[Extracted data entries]
-*-*-

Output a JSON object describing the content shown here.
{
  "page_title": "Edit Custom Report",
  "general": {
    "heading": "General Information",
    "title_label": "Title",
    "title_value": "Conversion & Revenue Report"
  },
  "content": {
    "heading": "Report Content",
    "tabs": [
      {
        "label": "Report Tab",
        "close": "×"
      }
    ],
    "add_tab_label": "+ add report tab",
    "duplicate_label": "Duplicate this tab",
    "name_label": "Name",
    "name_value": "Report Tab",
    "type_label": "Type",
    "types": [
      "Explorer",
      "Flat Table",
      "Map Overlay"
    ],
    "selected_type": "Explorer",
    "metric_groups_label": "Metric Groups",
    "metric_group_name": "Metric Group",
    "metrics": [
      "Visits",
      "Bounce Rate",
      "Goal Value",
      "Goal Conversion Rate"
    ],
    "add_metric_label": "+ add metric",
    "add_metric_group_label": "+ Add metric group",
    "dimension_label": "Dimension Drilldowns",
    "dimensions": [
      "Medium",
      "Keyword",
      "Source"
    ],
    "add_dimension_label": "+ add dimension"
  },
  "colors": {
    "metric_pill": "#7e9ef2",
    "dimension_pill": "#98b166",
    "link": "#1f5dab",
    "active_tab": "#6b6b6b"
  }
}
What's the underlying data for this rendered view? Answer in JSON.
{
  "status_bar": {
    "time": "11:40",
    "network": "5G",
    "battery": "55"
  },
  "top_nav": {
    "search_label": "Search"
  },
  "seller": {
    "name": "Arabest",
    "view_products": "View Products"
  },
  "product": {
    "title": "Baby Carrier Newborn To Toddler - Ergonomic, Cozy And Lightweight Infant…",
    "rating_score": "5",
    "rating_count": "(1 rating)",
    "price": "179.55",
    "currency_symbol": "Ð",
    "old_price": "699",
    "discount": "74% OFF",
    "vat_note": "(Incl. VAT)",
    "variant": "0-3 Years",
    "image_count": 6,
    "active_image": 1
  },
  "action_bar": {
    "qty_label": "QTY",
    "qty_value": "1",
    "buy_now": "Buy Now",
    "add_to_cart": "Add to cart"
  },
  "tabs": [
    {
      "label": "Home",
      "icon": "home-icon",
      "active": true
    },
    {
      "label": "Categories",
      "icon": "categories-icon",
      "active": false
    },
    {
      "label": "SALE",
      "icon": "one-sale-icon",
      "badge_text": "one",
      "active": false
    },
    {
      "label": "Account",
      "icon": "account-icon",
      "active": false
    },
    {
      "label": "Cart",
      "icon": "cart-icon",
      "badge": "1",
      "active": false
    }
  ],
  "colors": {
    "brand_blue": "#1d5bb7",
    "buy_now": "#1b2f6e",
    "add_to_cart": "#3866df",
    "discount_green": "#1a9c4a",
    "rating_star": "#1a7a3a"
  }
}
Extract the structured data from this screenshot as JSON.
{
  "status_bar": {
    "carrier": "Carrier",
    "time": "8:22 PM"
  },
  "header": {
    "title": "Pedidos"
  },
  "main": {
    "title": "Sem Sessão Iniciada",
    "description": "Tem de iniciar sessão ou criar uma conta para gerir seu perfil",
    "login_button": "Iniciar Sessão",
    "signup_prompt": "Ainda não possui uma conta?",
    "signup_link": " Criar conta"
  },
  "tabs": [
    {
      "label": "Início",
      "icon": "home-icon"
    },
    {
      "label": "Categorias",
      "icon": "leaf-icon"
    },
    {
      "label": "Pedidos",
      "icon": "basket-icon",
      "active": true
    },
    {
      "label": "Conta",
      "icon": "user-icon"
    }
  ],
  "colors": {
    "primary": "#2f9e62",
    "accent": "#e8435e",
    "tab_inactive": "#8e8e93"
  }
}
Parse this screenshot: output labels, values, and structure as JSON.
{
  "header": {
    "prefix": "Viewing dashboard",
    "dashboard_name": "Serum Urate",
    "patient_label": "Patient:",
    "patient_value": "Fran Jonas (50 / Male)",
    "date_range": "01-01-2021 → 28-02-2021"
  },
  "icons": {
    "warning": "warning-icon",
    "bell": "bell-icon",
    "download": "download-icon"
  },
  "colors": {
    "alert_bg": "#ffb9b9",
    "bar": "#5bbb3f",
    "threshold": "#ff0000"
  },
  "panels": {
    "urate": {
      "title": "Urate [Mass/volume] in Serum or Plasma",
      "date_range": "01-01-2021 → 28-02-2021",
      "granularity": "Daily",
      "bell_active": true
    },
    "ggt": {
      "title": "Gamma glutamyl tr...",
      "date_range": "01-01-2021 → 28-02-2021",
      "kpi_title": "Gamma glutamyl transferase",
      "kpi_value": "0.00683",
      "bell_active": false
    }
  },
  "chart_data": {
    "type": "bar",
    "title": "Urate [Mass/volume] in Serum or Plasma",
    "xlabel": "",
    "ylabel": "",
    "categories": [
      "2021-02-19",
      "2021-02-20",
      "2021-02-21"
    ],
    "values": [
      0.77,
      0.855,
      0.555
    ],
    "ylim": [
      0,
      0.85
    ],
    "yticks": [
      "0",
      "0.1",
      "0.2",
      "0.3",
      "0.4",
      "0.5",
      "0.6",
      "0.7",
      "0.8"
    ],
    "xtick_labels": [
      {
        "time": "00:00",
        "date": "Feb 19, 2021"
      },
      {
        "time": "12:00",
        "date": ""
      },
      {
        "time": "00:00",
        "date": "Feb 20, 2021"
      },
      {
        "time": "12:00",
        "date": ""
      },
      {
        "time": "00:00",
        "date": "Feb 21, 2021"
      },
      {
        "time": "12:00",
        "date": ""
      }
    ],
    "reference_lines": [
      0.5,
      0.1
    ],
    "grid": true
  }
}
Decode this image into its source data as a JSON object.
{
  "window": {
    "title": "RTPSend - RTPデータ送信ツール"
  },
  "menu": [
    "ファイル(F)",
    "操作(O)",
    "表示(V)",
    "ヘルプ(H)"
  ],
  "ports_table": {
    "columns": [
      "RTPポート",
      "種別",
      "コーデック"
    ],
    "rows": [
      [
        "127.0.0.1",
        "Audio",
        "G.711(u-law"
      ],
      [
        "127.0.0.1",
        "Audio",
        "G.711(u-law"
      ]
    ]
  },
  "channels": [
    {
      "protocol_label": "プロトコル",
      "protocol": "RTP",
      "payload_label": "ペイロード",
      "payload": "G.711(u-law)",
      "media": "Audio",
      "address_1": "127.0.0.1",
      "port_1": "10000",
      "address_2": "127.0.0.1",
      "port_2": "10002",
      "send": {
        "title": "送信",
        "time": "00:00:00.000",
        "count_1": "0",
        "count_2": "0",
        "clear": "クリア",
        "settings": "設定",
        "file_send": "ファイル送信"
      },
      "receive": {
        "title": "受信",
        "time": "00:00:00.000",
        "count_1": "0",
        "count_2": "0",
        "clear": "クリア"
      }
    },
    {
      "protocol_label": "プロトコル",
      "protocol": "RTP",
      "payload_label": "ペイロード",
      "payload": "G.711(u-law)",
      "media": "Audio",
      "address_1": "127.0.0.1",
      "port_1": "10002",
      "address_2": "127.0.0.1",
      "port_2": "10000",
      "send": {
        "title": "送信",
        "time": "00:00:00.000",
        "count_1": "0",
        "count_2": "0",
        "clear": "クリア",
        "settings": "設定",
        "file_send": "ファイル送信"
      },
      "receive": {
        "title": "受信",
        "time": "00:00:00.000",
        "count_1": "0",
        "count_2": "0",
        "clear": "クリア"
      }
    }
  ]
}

-*-*-

[INSTRUCTION] Extract the complete set of records unchanged.

[THE RESULT]
Output a JSON object describing the content shown here.
{
  "page_title": "Edit Custom Report",
  "general": {
    "heading": "General Information",
    "title_label": "Title",
    "title_value": "Conversion & Revenue Report"
  },
  "content": {
    "heading": "Report Content",
    "tabs": [
      {
        "label": "Report Tab",
        "close": "×"
      }
    ],
    "add_tab_label": "+ add report tab",
    "duplicate_label": "Duplicate this tab",
    "name_label": "Name",
    "name_value": "Report Tab",
    "type_label": "Type",
    "types": [
      "Explorer",
      "Flat Table",
      "Map Overlay"
    ],
    "selected_type": "Explorer",
    "metric_groups_label": "Metric Groups",
    "metric_group_name": "Metric Group",
    "metrics": [
      "Visits",
      "Bounce Rate",
      "Goal Value",
      "Goal Conversion Rate"
    ],
    "add_metric_label": "+ add metric",
    "add_metric_group_label": "+ Add metric group",
    "dimension_label": "Dimension Drilldowns",
    "dimensions": [
      "Medium",
      "Keyword",
      "Source"
    ],
    "add_dimension_label": "+ add dimension"
  },
  "colors": {
    "metric_pill": "#7e9ef2",
    "dimension_pill": "#98b166",
    "link": "#1f5dab",
    "active_tab": "#6b6b6b"
  }
}
What's the underlying data for this rendered view? Answer in JSON.
{
  "status_bar": {
    "time": "11:40",
    "network": "5G",
    "battery": "55"
  },
  "top_nav": {
    "search_label": "Search"
  },
  "seller": {
    "name": "Arabest",
    "view_products": "View Products"
  },
  "product": {
    "title": "Baby Carrier Newborn To Toddler - Ergonomic, Cozy And Lightweight Infant…",
    "rating_score": "5",
    "rating_count": "(1 rating)",
    "price": "179.55",
    "currency_symbol": "Ð",
    "old_price": "699",
    "discount": "74% OFF",
    "vat_note": "(Incl. VAT)",
    "variant": "0-3 Years",
    "image_count": 6,
    "active_image": 1
  },
  "action_bar": {
    "qty_label": "QTY",
    "qty_value": "1",
    "buy_now": "Buy Now",
    "add_to_cart": "Add to cart"
  },
  "tabs": [
    {
      "label": "Home",
      "icon": "home-icon",
      "active": true
    },
    {
      "label": "Categories",
      "icon": "categories-icon",
      "active": false
    },
    {
      "label": "SALE",
      "icon": "one-sale-icon",
      "badge_text": "one",
      "active": false
    },
    {
      "label": "Account",
      "icon": "account-icon",
      "active": false
    },
    {
      "label": "Cart",
      "icon": "cart-icon",
      "badge": "1",
      "active": false
    }
  ],
  "colors": {
    "brand_blue": "#1d5bb7",
    "buy_now": "#1b2f6e",
    "add_to_cart": "#3866df",
    "discount_green": "#1a9c4a",
    "rating_star": "#1a7a3a"
  }
}
Extract the structured data from this screenshot as JSON.
{
  "status_bar": {
    "carrier": "Carrier",
    "time": "8:22 PM"
  },
  "header": {
    "title": "Pedidos"
  },
  "main": {
    "title": "Sem Sessão Iniciada",
    "description": "Tem de iniciar sessão ou criar uma conta para gerir seu perfil",
    "login_button": "Iniciar Sessão",
    "signup_prompt": "Ainda não possui uma conta?",
    "signup_link": " Criar conta"
  },
  "tabs": [
    {
      "label": "Início",
      "icon": "home-icon"
    },
    {
      "label": "Categorias",
      "icon": "leaf-icon"
    },
    {
      "label": "Pedidos",
      "icon": "basket-icon",
      "active": true
    },
    {
      "label": "Conta",
      "icon": "user-icon"
    }
  ],
  "colors": {
    "primary": "#2f9e62",
    "accent": "#e8435e",
    "tab_inactive": "#8e8e93"
  }
}
Parse this screenshot: output labels, values, and structure as JSON.
{
  "header": {
    "prefix": "Viewing dashboard",
    "dashboard_name": "Serum Urate",
    "patient_label": "Patient:",
    "patient_value": "Fran Jonas (50 / Male)",
    "date_range": "01-01-2021 → 28-02-2021"
  },
  "icons": {
    "warning": "warning-icon",
    "bell": "bell-icon",
    "download": "download-icon"
  },
  "colors": {
    "alert_bg": "#ffb9b9",
    "bar": "#5bbb3f",
    "threshold": "#ff0000"
  },
  "panels": {
    "urate": {
      "title": "Urate [Mass/volume] in Serum or Plasma",
      "date_range": "01-01-2021 → 28-02-2021",
      "granularity": "Daily",
      "bell_active": true
    },
    "ggt": {
      "title": "Gamma glutamyl tr...",
      "date_range": "01-01-2021 → 28-02-2021",
      "kpi_title": "Gamma glutamyl transferase",
      "kpi_value": "0.00683",
      "bell_active": false
    }
  },
  "chart_data": {
    "type": "bar",
    "title": "Urate [Mass/volume] in Serum or Plasma",
    "xlabel": "",
    "ylabel": "",
    "categories": [
      "2021-02-19",
      "2021-02-20",
      "2021-02-21"
    ],
    "values": [
      0.77,
      0.855,
      0.555
    ],
    "ylim": [
      0,
      0.85
    ],
    "yticks": [
      "0",
      "0.1",
      "0.2",
      "0.3",
      "0.4",
      "0.5",
      "0.6",
      "0.7",
      "0.8"
    ],
    "xtick_labels": [
      {
        "time": "00:00",
        "date": "Feb 19, 2021"
      },
      {
        "time": "12:00",
        "date": ""
      },
      {
        "time": "00:00",
        "date": "Feb 20, 2021"
      },
      {
        "time": "12:00",
        "date": ""
      },
      {
        "time": "00:00",
        "date": "Feb 21, 2021"
      },
      {
        "time": "12:00",
        "date": ""
      }
    ],
    "reference_lines": [
      0.5,
      0.1
    ],
    "grid": true
  }
}
Decode this image into its source data as a JSON object.
{
  "window": {
    "title": "RTPSend - RTPデータ送信ツール"
  },
  "menu": [
    "ファイル(F)",
    "操作(O)",
    "表示(V)",
    "ヘルプ(H)"
  ],
  "ports_table": {
    "columns": [
      "RTPポート",
      "種別",
      "コーデック"
    ],
    "rows": [
      [
        "127.0.0.1",
        "Audio",
        "G.711(u-law"
      ],
      [
        "127.0.0.1",
        "Audio",
        "G.711(u-law"
      ]
    ]
  },
  "channels": [
    {
      "protocol_label": "プロトコル",
      "protocol": "RTP",
      "payload_label": "ペイロード",
      "payload": "G.711(u-law)",
      "media": "Audio",
      "address_1": "127.0.0.1",
      "port_1": "10000",
      "address_2": "127.0.0.1",
      "port_2": "10002",
      "send": {
        "title": "送信",
        "time": "00:00:00.000",
        "count_1": "0",
        "count_2": "0",
        "clear": "クリア",
        "settings": "設定",
        "file_send": "ファイル送信"
      },
      "receive": {
        "title": "受信",
        "time": "00:00:00.000",
        "count_1": "0",
        "count_2": "0",
        "clear": "クリア"
      }
    },
    {
      "protocol_label": "プロトコル",
      "protocol": "RTP",
      "payload_label": "ペイロード",
      "payload": "G.711(u-law)",
      "media": "Audio",
      "address_1": "127.0.0.1",
      "port_1": "10002",
      "address_2": "127.0.0.1",
      "port_2": "10000",
      "send": {
        "title": "送信",
        "time": "00:00:00.000",
        "count_1": "0",
        "count_2": "0",
        "clear": "クリア",
        "settings": "設定",
        "file_send": "ファイル送信"
      },
      "receive": {
        "title": "受信",
        "time": "00:00:00.000",
        "count_1": "0",
        "count_2": "0",
        "clear": "クリア"
      }
    }
  ]
}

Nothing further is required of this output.